## Challenge:
List each line of the data that holds the string "image".

Collected data
———

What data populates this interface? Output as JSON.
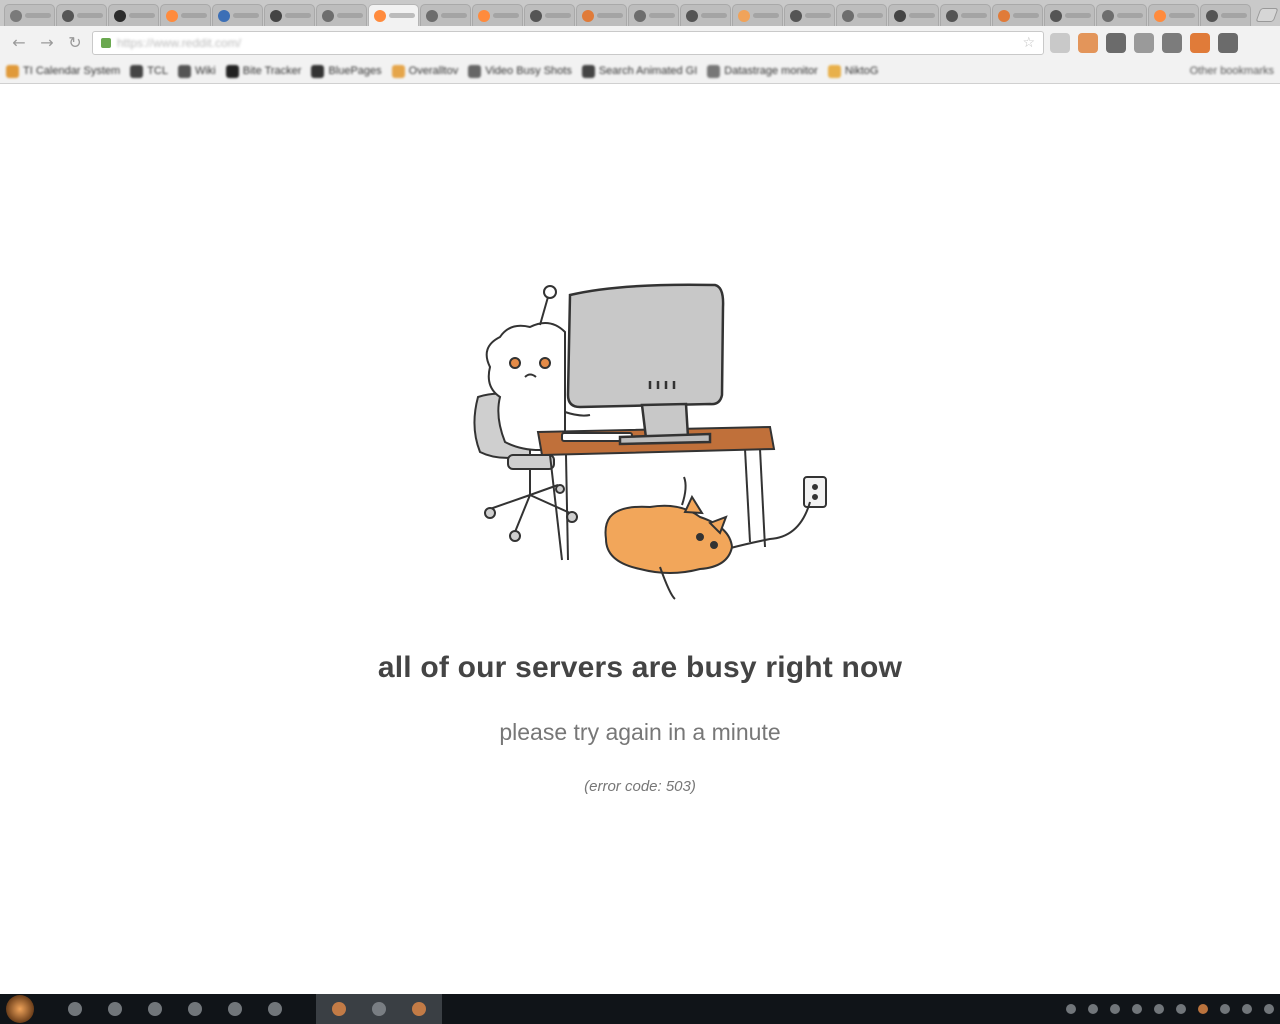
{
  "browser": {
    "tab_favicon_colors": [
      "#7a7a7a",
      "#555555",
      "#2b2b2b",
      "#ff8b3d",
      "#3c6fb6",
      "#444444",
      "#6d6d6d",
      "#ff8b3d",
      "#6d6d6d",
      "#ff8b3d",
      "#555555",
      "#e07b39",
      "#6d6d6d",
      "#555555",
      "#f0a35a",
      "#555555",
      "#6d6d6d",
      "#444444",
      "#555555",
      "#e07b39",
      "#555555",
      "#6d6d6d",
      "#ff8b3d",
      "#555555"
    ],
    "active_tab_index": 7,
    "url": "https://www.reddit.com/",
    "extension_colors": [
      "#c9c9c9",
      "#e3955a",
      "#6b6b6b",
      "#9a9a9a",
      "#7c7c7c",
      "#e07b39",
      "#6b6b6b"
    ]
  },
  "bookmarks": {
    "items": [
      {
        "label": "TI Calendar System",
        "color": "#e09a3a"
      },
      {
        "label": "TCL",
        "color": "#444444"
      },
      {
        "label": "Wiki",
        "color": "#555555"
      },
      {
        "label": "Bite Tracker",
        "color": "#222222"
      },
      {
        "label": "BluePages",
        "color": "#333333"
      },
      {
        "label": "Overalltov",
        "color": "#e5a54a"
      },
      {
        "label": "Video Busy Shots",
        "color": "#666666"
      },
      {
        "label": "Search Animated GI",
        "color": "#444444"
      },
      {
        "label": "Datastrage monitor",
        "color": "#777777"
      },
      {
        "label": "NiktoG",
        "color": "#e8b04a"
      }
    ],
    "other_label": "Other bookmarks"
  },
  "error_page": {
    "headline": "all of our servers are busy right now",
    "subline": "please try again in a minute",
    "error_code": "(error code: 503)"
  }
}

———

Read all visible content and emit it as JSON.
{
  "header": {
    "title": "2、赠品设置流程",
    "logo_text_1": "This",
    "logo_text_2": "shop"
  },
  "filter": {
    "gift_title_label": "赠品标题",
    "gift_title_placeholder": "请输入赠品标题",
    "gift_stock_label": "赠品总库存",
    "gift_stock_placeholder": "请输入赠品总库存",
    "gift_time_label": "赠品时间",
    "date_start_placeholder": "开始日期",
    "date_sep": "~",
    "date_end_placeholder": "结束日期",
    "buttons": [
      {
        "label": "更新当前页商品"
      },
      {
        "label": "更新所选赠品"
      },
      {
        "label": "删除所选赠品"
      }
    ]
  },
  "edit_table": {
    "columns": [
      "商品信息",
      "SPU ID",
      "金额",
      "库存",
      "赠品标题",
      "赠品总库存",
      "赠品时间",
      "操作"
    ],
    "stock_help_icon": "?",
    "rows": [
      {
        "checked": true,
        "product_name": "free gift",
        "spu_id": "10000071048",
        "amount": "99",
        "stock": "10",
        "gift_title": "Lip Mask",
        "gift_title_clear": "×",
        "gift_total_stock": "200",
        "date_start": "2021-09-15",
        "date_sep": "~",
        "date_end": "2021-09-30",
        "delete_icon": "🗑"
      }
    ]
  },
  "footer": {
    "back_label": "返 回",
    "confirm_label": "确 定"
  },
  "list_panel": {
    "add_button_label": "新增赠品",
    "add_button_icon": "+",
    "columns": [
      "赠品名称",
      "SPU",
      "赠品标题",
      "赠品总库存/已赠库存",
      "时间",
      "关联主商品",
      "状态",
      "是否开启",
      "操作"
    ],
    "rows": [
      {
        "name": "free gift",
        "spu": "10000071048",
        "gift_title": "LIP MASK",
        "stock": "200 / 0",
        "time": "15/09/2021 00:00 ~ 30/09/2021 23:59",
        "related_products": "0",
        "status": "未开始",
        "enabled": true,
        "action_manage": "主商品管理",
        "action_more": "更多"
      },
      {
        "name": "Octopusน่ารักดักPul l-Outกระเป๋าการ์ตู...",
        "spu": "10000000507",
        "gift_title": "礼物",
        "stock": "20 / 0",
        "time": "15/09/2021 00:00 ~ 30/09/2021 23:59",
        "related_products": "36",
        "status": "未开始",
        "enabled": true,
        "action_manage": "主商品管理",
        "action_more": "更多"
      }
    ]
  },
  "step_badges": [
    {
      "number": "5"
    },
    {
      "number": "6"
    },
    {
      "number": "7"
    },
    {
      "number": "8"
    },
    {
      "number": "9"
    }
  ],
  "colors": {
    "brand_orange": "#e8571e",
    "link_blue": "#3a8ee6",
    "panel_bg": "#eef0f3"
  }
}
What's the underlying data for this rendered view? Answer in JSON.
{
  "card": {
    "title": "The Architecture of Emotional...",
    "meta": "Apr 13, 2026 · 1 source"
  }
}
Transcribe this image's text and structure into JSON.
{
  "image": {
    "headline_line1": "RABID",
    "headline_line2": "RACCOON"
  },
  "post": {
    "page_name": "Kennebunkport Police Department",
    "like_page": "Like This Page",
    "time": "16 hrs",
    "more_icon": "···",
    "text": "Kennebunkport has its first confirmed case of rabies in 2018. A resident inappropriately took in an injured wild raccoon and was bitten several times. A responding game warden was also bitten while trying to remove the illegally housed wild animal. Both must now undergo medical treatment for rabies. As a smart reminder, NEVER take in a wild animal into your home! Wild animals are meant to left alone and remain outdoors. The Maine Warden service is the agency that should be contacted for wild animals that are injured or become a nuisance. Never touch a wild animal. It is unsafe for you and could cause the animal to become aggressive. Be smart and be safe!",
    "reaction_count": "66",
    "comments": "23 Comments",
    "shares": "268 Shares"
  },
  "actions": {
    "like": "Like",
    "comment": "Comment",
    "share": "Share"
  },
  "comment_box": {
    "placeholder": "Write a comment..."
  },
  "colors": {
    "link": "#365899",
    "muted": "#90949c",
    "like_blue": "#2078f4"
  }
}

———

## Solution to this exercise:
Transcribe this image's text and structure into JSON.
  "image": {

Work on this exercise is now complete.